- **Task directions**
Return the material word for word. Do not include pictures.
═════ Given entries
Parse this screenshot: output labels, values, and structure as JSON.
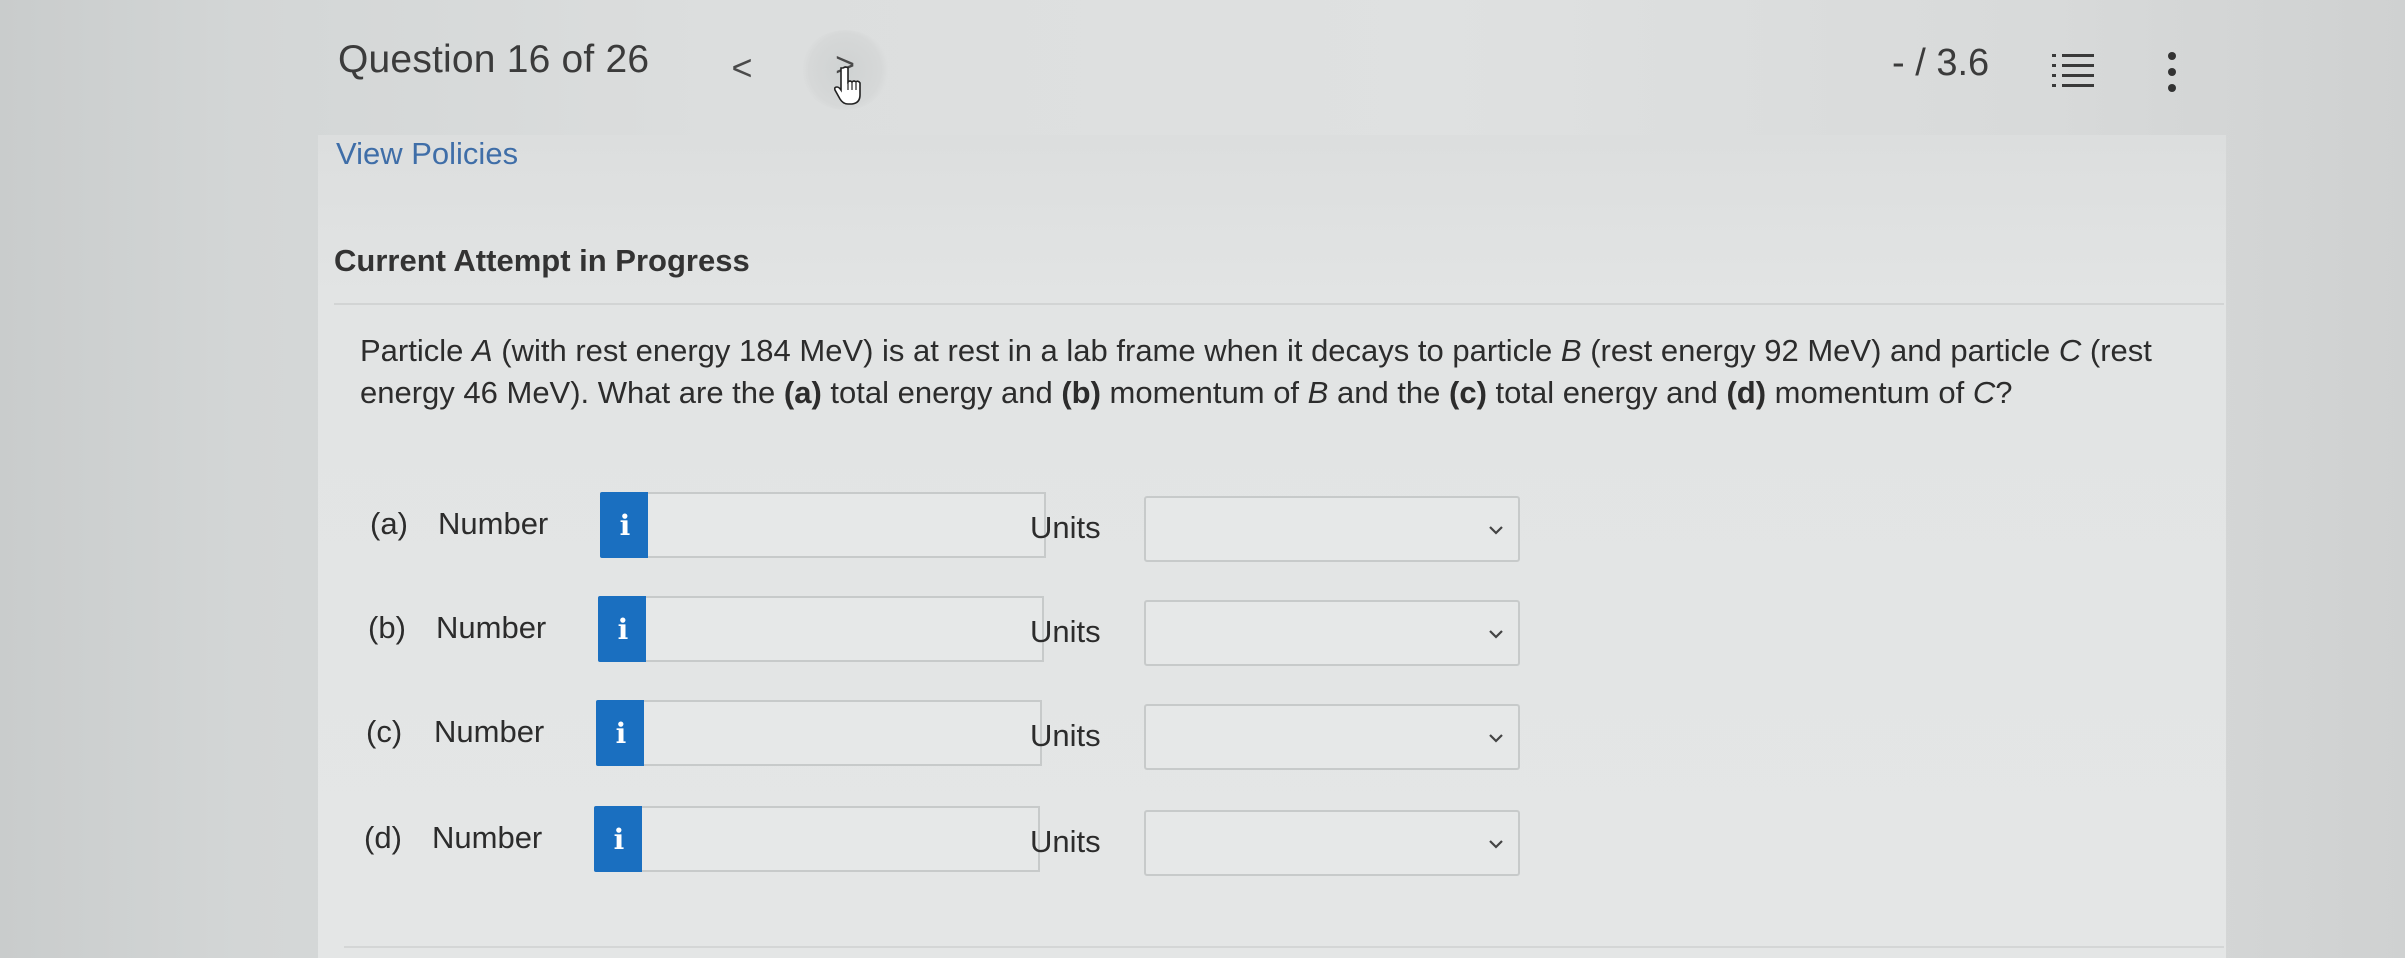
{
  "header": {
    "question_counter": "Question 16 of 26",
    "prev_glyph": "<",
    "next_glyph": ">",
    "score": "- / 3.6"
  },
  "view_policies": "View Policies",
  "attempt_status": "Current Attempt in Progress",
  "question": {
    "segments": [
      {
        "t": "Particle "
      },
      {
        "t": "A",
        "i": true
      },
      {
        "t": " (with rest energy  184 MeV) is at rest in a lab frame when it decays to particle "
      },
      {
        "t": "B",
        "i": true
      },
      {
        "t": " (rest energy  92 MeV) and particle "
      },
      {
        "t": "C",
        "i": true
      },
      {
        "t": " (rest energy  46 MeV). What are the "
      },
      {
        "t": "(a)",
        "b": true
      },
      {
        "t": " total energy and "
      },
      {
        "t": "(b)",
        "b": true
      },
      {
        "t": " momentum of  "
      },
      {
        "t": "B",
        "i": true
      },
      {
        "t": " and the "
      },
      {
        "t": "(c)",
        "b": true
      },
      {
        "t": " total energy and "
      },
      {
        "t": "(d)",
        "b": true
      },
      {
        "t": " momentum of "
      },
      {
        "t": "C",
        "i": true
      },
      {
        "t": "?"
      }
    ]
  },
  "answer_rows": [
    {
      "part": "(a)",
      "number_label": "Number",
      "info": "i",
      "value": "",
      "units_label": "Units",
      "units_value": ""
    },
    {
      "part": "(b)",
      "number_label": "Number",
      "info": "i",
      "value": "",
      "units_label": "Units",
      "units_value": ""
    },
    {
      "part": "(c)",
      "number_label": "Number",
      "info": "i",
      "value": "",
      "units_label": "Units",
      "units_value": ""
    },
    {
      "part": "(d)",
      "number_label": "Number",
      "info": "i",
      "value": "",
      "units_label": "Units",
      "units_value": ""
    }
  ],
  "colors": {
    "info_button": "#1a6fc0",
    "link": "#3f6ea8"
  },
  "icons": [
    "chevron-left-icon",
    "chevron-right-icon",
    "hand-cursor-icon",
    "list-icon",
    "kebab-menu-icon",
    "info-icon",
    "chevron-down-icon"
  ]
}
══════════
- **Final result**
Parse this screenshot: output labels, values, and structure as JSON.
{
  "header": {
    "question_counter": "Question 16 of 26",
    "prev_glyph": "<",
    "next_glyph": ">",
    "score": "- / 3.6"
  },
  "view_policies": "View Policies",
  "attempt_status": "Current Attempt in Progress",
  "question": {
    "segments": [
      {
        "t": "Particle "
      },
      {
        "t": "A",
        "i": true
      },
      {
        "t": " (with rest energy  184 MeV) is at rest in a lab frame when it decays to particle "
      },
      {
        "t": "B",
        "i": true
      },
      {
        "t": " (rest energy  92 MeV) and particle "
      },
      {
        "t": "C",
        "i": true
      },
      {
        "t": " (rest energy  46 MeV). What are the "
      },
      {
        "t": "(a)",
        "b": true
      },
      {
        "t": " total energy and "
      },
      {
        "t": "(b)",
        "b": true
      },
      {
        "t": " momentum of  "
      },
      {
        "t": "B",
        "i": true
      },
      {
        "t": " and the "
      },
      {
        "t": "(c)",
        "b": true
      },
      {
        "t": " total energy and "
      },
      {
        "t": "(d)",
        "b": true
      },
      {
        "t": " momentum of "
      },
      {
        "t": "C",
        "i": true
      },
      {
        "t": "?"
      }
    ]
  },
  "answer_rows": [
    {
      "part": "(a)",
      "number_label": "Number",
      "info": "i",
      "value": "",
      "units_label": "Units",
      "units_value": ""
    },
    {
      "part": "(b)",
      "number_label": "Number",
      "info": "i",
      "value": "",
      "units_label": "Units",
      "units_value": ""
    },
    {
      "part": "(c)",
      "number_label": "Number",
      "info": "i",
      "value": "",
      "units_label": "Units",
      "units_value": ""
    },
    {
      "part": "(d)",
      "number_label": "Number",
      "info": "i",
      "value": "",
      "units_label": "Units",
      "units_value": ""
    }
  ],
  "colors": {
    "info_button": "#1a6fc0",
    "link": "#3f6ea8"
  },
  "icons": [
    "chevron-left-icon",
    "chevron-right-icon",
    "hand-cursor-icon",
    "list-icon",
    "kebab-menu-icon",
    "info-icon",
    "chevron-down-icon"
  ]
}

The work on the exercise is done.